[Request]: Reproduce the listing exactly, with no pictures in your copy.
------ Exercise material ------
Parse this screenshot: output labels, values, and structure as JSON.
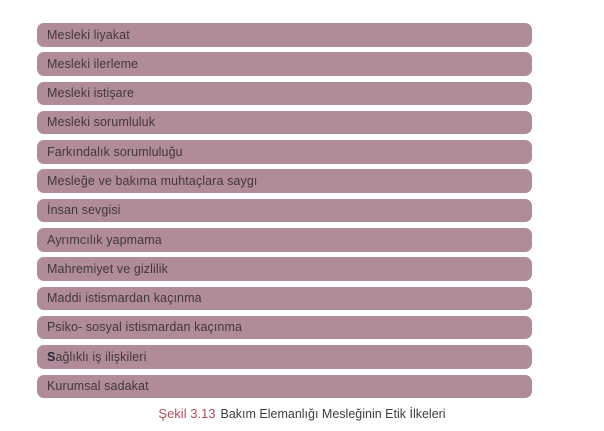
{
  "figure": {
    "bars": [
      {
        "label": "Mesleki liyakat"
      },
      {
        "label": "Mesleki ilerleme"
      },
      {
        "label": "Mesleki istişare"
      },
      {
        "label": "Mesleki sorumluluk"
      },
      {
        "label": "Farkındalık sorumluluğu"
      },
      {
        "label": "Mesleğe ve bakıma muhtaçlara saygı"
      },
      {
        "label": "İnsan sevgisi"
      },
      {
        "label": "Ayrımcılık yapmama"
      },
      {
        "label": "Mahremiyet ve gizlilik"
      },
      {
        "label": "Maddi istismardan kaçınma"
      },
      {
        "label": "Psiko- sosyal istismardan kaçınma"
      },
      {
        "label": "Sağlıklı iş ilişkileri",
        "bold_first_letter": true
      },
      {
        "label": "Kurumsal sadakat"
      }
    ],
    "caption": {
      "label": "Şekil 3.13",
      "text": "Bakım Elemanlığı Mesleğinin Etik İlkeleri"
    },
    "colors": {
      "page_bg": "#ffffff",
      "bar_fill": "#b18b99",
      "bar_text": "#3f393b",
      "caption_label": "#b14d5e",
      "caption_text": "#3d3d3d"
    }
  }
}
------
[Full answer]:
Parse this screenshot: output labels, values, and structure as JSON.
{
  "figure": {
    "bars": [
      {
        "label": "Mesleki liyakat"
      },
      {
        "label": "Mesleki ilerleme"
      },
      {
        "label": "Mesleki istişare"
      },
      {
        "label": "Mesleki sorumluluk"
      },
      {
        "label": "Farkındalık sorumluluğu"
      },
      {
        "label": "Mesleğe ve bakıma muhtaçlara saygı"
      },
      {
        "label": "İnsan sevgisi"
      },
      {
        "label": "Ayrımcılık yapmama"
      },
      {
        "label": "Mahremiyet ve gizlilik"
      },
      {
        "label": "Maddi istismardan kaçınma"
      },
      {
        "label": "Psiko- sosyal istismardan kaçınma"
      },
      {
        "label": "Sağlıklı iş ilişkileri",
        "bold_first_letter": true
      },
      {
        "label": "Kurumsal sadakat"
      }
    ],
    "caption": {
      "label": "Şekil 3.13",
      "text": "Bakım Elemanlığı Mesleğinin Etik İlkeleri"
    },
    "colors": {
      "page_bg": "#ffffff",
      "bar_fill": "#b18b99",
      "bar_text": "#3f393b",
      "caption_label": "#b14d5e",
      "caption_text": "#3d3d3d"
    }
  }
}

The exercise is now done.